STATED EXERCISE –
Copy out each line of the material below with no changes.

EXTRACTED ENTRIES –
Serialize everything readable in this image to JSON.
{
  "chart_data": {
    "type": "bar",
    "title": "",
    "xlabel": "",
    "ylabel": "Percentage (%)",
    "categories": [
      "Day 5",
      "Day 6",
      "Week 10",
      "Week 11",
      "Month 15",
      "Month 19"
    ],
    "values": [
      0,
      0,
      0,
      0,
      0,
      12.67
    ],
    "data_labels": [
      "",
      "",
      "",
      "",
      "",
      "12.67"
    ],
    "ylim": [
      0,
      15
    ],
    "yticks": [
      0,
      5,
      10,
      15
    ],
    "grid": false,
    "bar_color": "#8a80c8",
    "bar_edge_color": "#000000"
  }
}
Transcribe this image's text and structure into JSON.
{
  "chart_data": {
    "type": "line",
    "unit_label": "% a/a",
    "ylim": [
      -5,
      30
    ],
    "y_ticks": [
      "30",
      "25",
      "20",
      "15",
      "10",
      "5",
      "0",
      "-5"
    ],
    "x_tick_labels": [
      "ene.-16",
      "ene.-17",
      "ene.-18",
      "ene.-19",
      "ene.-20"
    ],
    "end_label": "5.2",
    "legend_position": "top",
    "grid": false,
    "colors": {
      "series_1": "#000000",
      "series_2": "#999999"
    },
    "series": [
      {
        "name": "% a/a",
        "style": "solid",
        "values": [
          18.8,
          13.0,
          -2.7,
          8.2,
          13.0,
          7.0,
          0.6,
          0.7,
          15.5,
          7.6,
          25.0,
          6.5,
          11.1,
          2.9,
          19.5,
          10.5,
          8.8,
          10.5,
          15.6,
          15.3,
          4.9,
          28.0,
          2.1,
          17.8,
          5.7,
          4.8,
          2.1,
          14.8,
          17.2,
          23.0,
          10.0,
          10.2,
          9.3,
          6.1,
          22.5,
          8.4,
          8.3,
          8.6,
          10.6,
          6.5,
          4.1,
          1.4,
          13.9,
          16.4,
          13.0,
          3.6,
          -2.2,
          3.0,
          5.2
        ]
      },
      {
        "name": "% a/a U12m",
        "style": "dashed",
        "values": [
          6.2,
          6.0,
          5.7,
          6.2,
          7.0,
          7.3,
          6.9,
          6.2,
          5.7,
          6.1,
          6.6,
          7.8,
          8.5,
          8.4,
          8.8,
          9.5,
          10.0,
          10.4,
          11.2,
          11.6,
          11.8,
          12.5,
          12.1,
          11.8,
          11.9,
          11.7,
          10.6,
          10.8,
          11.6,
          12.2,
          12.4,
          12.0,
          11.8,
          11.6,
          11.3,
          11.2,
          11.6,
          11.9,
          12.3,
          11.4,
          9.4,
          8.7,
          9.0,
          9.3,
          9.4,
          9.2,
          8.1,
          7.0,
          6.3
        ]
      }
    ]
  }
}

RESPONSE –
Serialize everything readable in this image to JSON.
{
  "chart_data": {
    "type": "bar",
    "title": "",
    "xlabel": "",
    "ylabel": "Percentage (%)",
    "categories": [
      "Day 5",
      "Day 6",
      "Week 10",
      "Week 11",
      "Month 15",
      "Month 19"
    ],
    "values": [
      0,
      0,
      0,
      0,
      0,
      12.67
    ],
    "data_labels": [
      "",
      "",
      "",
      "",
      "",
      "12.67"
    ],
    "ylim": [
      0,
      15
    ],
    "yticks": [
      0,
      5,
      10,
      15
    ],
    "grid": false,
    "bar_color": "#8a80c8",
    "bar_edge_color": "#000000"
  }
}
Transcribe this image's text and structure into JSON.
{
  "chart_data": {
    "type": "line",
    "unit_label": "% a/a",
    "ylim": [
      -5,
      30
    ],
    "y_ticks": [
      "30",
      "25",
      "20",
      "15",
      "10",
      "5",
      "0",
      "-5"
    ],
    "x_tick_labels": [
      "ene.-16",
      "ene.-17",
      "ene.-18",
      "ene.-19",
      "ene.-20"
    ],
    "end_label": "5.2",
    "legend_position": "top",
    "grid": false,
    "colors": {
      "series_1": "#000000",
      "series_2": "#999999"
    },
    "series": [
      {
        "name": "% a/a",
        "style": "solid",
        "values": [
          18.8,
          13.0,
          -2.7,
          8.2,
          13.0,
          7.0,
          0.6,
          0.7,
          15.5,
          7.6,
          25.0,
          6.5,
          11.1,
          2.9,
          19.5,
          10.5,
          8.8,
          10.5,
          15.6,
          15.3,
          4.9,
          28.0,
          2.1,
          17.8,
          5.7,
          4.8,
          2.1,
          14.8,
          17.2,
          23.0,
          10.0,
          10.2,
          9.3,
          6.1,
          22.5,
          8.4,
          8.3,
          8.6,
          10.6,
          6.5,
          4.1,
          1.4,
          13.9,
          16.4,
          13.0,
          3.6,
          -2.2,
          3.0,
          5.2
        ]
      },
      {
        "name": "% a/a U12m",
        "style": "dashed",
        "values": [
          6.2,
          6.0,
          5.7,
          6.2,
          7.0,
          7.3,
          6.9,
          6.2,
          5.7,
          6.1,
          6.6,
          7.8,
          8.5,
          8.4,
          8.8,
          9.5,
          10.0,
          10.4,
          11.2,
          11.6,
          11.8,
          12.5,
          12.1,
          11.8,
          11.9,
          11.7,
          10.6,
          10.8,
          11.6,
          12.2,
          12.4,
          12.0,
          11.8,
          11.6,
          11.3,
          11.2,
          11.6,
          11.9,
          12.3,
          11.4,
          9.4,
          8.7,
          9.0,
          9.3,
          9.4,
          9.2,
          8.1,
          7.0,
          6.3
        ]
      }
    ]
  }
}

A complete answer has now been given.